### DATA FOR THIS EXERCISE

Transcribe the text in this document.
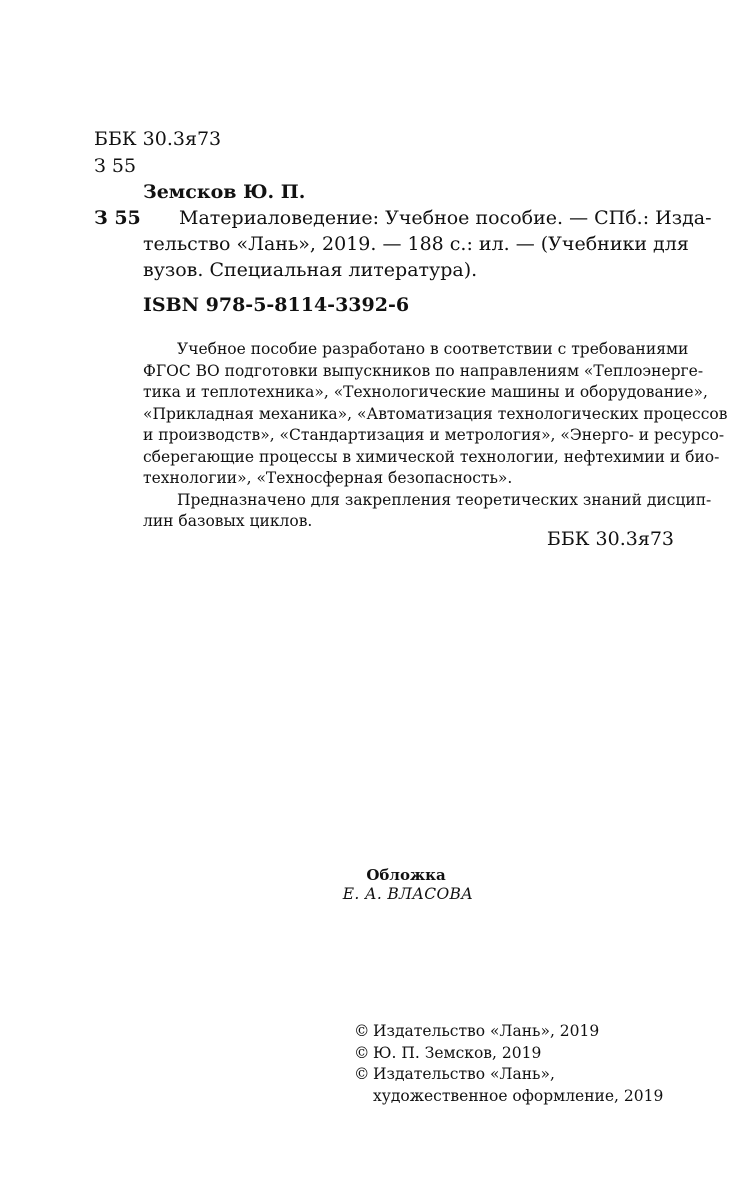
ББК 30.3я73
З 55
Земсков Ю. П.
З 55	Материаловедение: Учебное пособие. — СПб.: Изда-
тельство «Лань», 2019. — 188 с.: ил. — (Учебники для
вузов. Специальная литература).
ISBN 978-5-8114-3392-6
Учебное пособие разработано в соответствии с требованиями
ФГОС ВО подготовки выпускников по направлениям «Теплоэнерге-
тика и теплотехника», «Технологические машины и оборудование»,
«Прикладная механика», «Автоматизация технологических процессов
и производств», «Стандартизация и метрология», «Энерго- и ресурсо-
сберегающие процессы в химической технологии, нефтехимии и био-
технологии», «Техносферная безопасность».
Предназначено для закрепления теоретических знаний дисцип-
лин базовых циклов.
ББК 30.3я73
Обложка
Е. А. ВЛАСОВА
© Издательство «Лань», 2019
© Ю. П. Земсков, 2019
© Издательство «Лань»,
художественное оформление, 2019
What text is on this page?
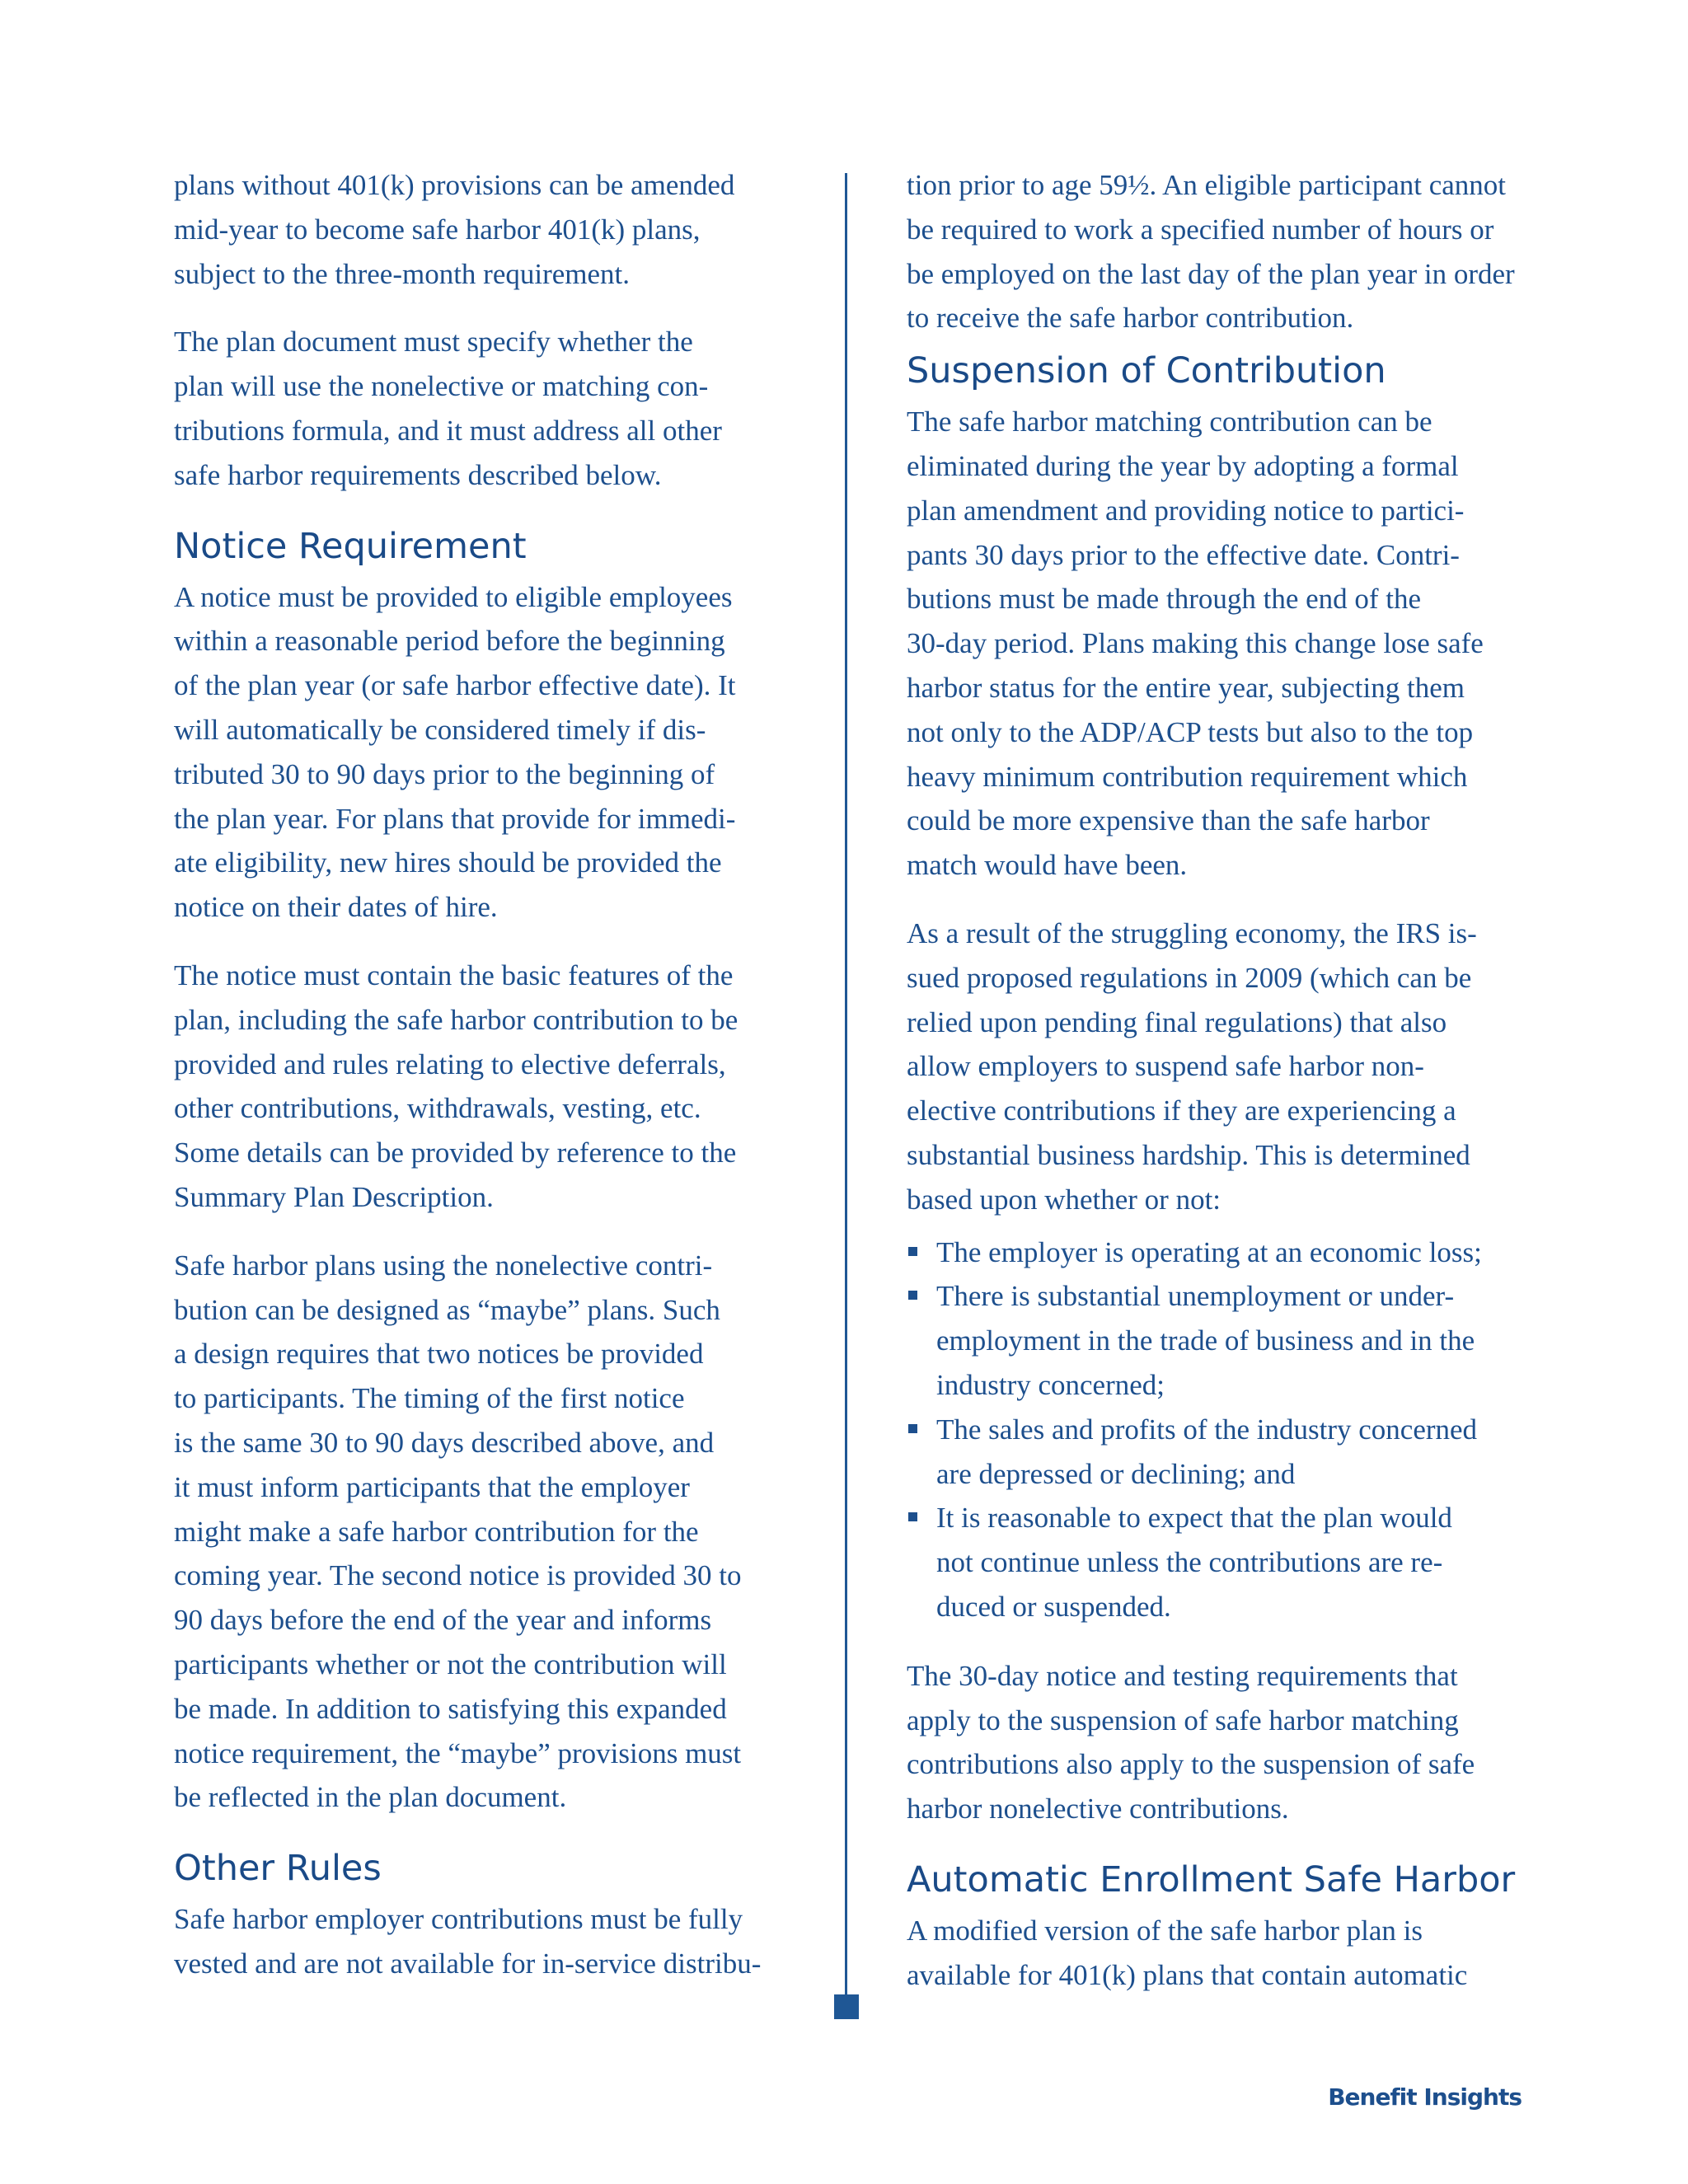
plans without 401(k) provisions can be amended
mid-year to become safe harbor 401(k) plans,
subject to the three-month requirement.

The plan document must specify whether the
plan will use the nonelective or matching con-
tributions formula, and it must address all other
safe harbor requirements described below.

Notice Requirement

A notice must be provided to eligible employees
within a reasonable period before the beginning
of the plan year (or safe harbor effective date). It
will automatically be considered timely if dis-
tributed 30 to 90 days prior to the beginning of
the plan year. For plans that provide for immedi-
ate eligibility, new hires should be provided the
notice on their dates of hire.

The notice must contain the basic features of the
plan, including the safe harbor contribution to be
provided and rules relating to elective deferrals,
other contributions, withdrawals, vesting, etc.
Some details can be provided by reference to the
Summary Plan Description.

Safe harbor plans using the nonelective contri-
bution can be designed as “maybe” plans. Such
a design requires that two notices be provided
to participants. The timing of the first notice
is the same 30 to 90 days described above, and
it must inform participants that the employer
might make a safe harbor contribution for the
coming year. The second notice is provided 30 to
90 days before the end of the year and informs
participants whether or not the contribution will
be made. In addition to satisfying this expanded
notice requirement, the “maybe” provisions must
be reflected in the plan document.

Other Rules

Safe harbor employer contributions must be fully
vested and are not available for in-service distribu-

tion prior to age 59½. An eligible participant cannot
be required to work a specified number of hours or
be employed on the last day of the plan year in order
to receive the safe harbor contribution.

Suspension of Contribution

The safe harbor matching contribution can be
eliminated during the year by adopting a formal
plan amendment and providing notice to partici-
pants 30 days prior to the effective date. Contri-
butions must be made through the end of the
30-day period. Plans making this change lose safe
harbor status for the entire year, subjecting them
not only to the ADP/ACP tests but also to the top
heavy minimum contribution requirement which
could be more expensive than the safe harbor
match would have been.

As a result of the struggling economy, the IRS is-
sued proposed regulations in 2009 (which can be
relied upon pending final regulations) that also
allow employers to suspend safe harbor non-
elective contributions if they are experiencing a
substantial business hardship. This is determined
based upon whether or not:

The employer is operating at an economic loss;
There is substantial unemployment or under-
employment in the trade of business and in the
industry concerned;
The sales and profits of the industry concerned
are depressed or declining; and
It is reasonable to expect that the plan would
not continue unless the contributions are re-
duced or suspended.

The 30-day notice and testing requirements that
apply to the suspension of safe harbor matching
contributions also apply to the suspension of safe
harbor nonelective contributions.

Automatic Enrollment Safe Harbor

A modified version of the safe harbor plan is
available for 401(k) plans that contain automatic

Benefit Insights
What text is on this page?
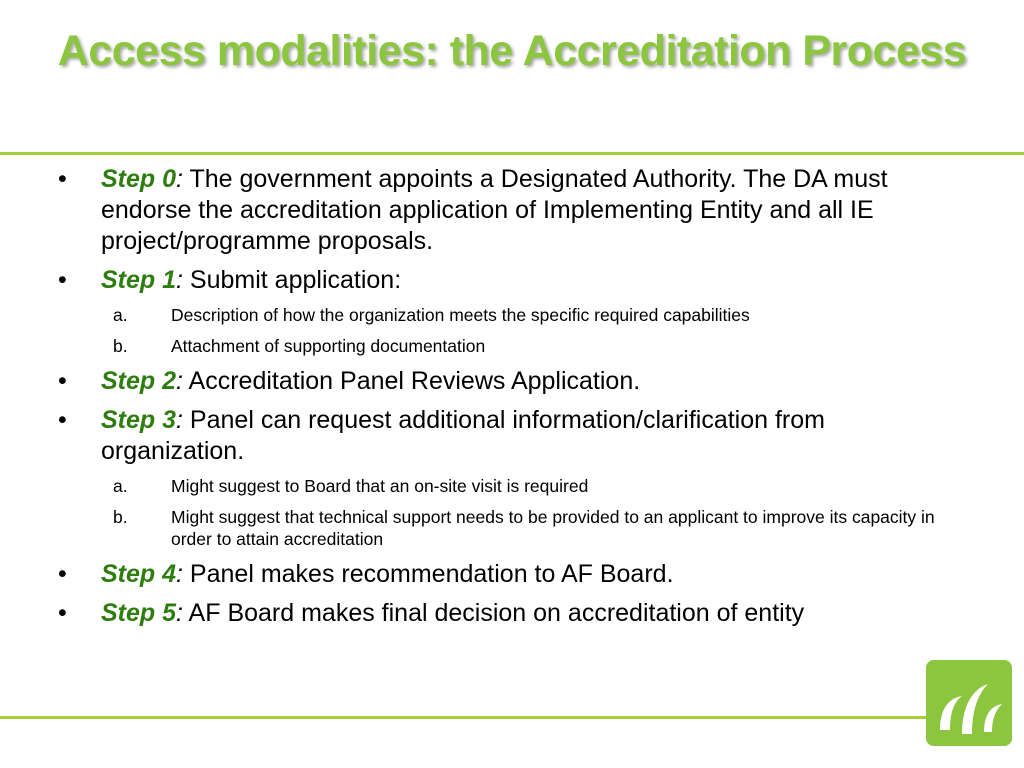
Access modalities: the Accreditation Process
• Step 0: The government appoints a Designated Authority. The DA must endorse the accreditation application of Implementing Entity and all IE project/programme proposals.
• Step 1: Submit application:
a. Description of how the organization meets the specific required capabilities
b. Attachment of supporting documentation
• Step 2: Accreditation Panel Reviews Application.
• Step 3: Panel can request additional information/clarification from organization.
a. Might suggest to Board that an on-site visit is required
b. Might suggest that technical support needs to be provided to an applicant to improve its capacity in order to attain accreditation
• Step 4: Panel makes recommendation to AF Board.
• Step 5: AF Board makes final decision on accreditation of entity
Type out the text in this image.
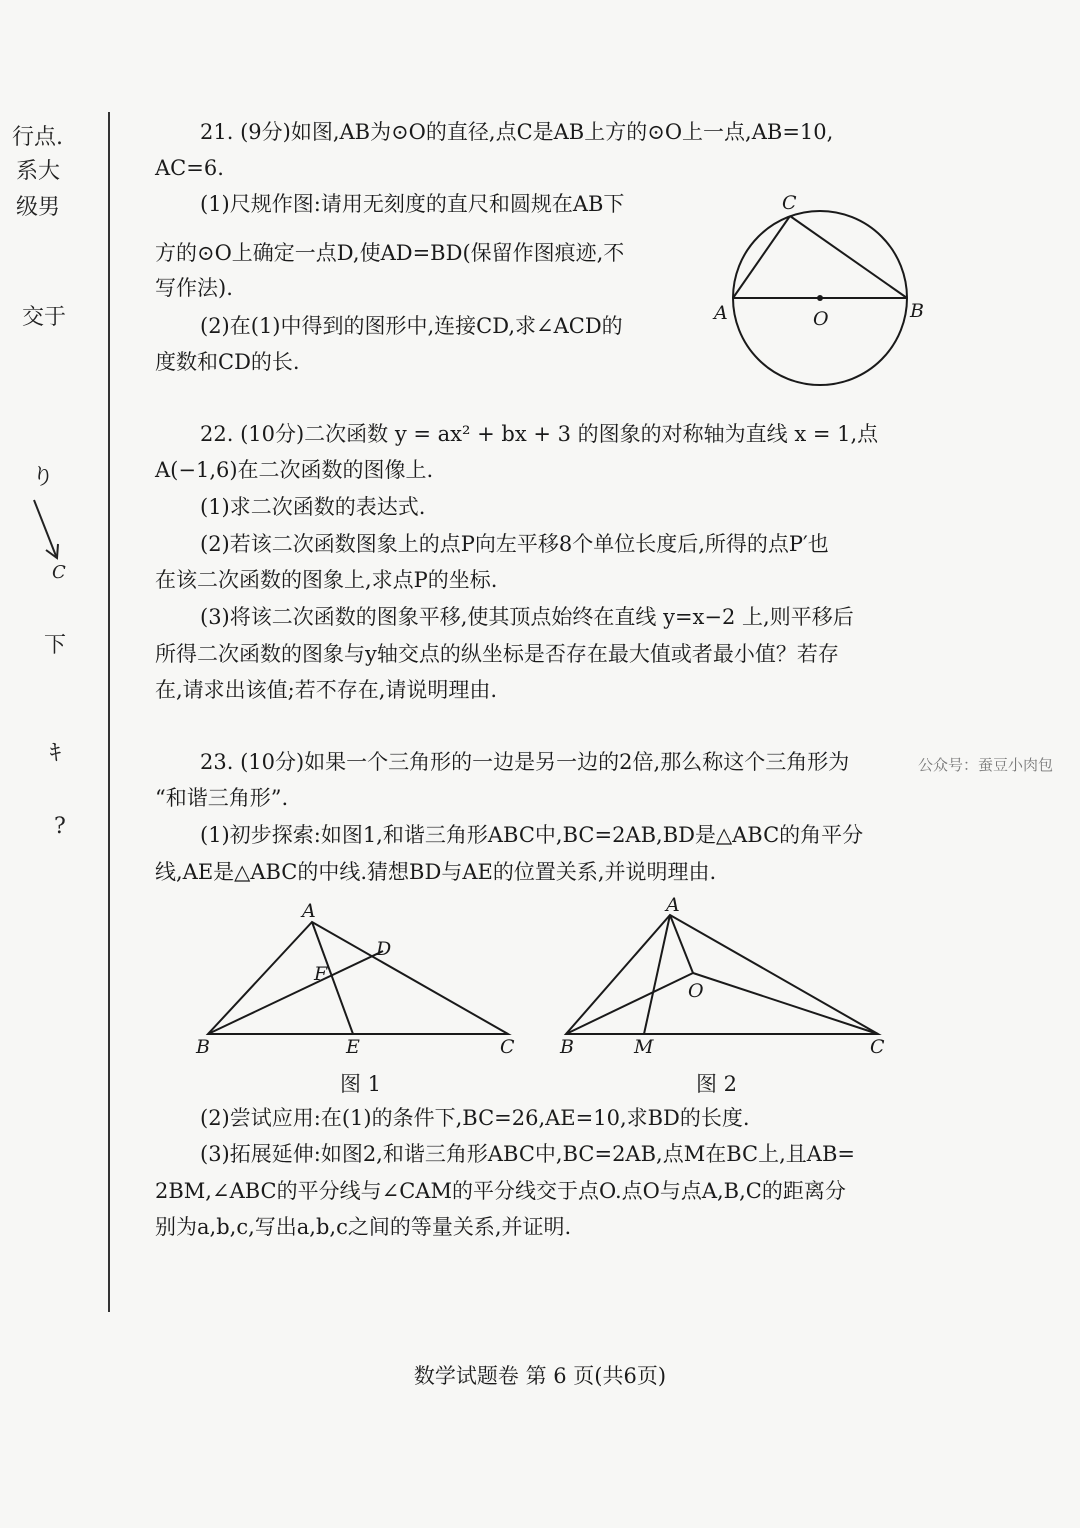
行点.
系大
级男
交于
り
C
下
ｷ
?
21. (9分)如图,AB为⊙O的直径,点C是AB上方的⊙O上一点,AB=10,
AC=6.
(1)尺规作图:请用无刻度的直尺和圆规在AB下
方的⊙O上确定一点D,使AD=BD(保留作图痕迹,不
写作法).
(2)在(1)中得到的图形中,连接CD,求∠ACD的
度数和CD的长.
C
A	B
O
22. (10分)二次函数 y = ax² + bx + 3 的图象的对称轴为直线 x = 1,点
A(−1,6)在二次函数的图像上.
(1)求二次函数的表达式.
(2)若该二次函数图象上的点P向左平移8个单位长度后,所得的点P′也
在该二次函数的图象上,求点P的坐标.
(3)将该二次函数的图象平移,使其顶点始终在直线 y=x−2 上,则平移后
所得二次函数的图象与y轴交点的纵坐标是否存在最大值或者最小值？若存
在,请求出该值;若不存在,请说明理由.
23. (10分)如果一个三角形的一边是另一边的2倍,那么称这个三角形为
“和谐三角形”.
(1)初步探索:如图1,和谐三角形ABC中,BC=2AB,BD是△ABC的角平分
线,AE是△ABC的中线.猜想BD与AE的位置关系,并说明理由.
A
B	C
D
E
F
图 1
A
B	C
M
O
图 2
(2)尝试应用:在(1)的条件下,BC=26,AE=10,求BD的长度.
(3)拓展延伸:如图2,和谐三角形ABC中,BC=2AB,点M在BC上,且AB=
2BM,∠ABC的平分线与∠CAM的平分线交于点O.点O与点A,B,C的距离分
别为a,b,c,写出a,b,c之间的等量关系,并证明.
公众号：蚕豆小肉包
数学试题卷 第 6 页(共6页)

######

Find each line holding "suggest". Copy it out.

### THE ANSWER
a. Might suggest to Board that an on-site visit is required
b. Might suggest that technical support needs to be provided to an applicant to improve its capacity in order to attain accreditation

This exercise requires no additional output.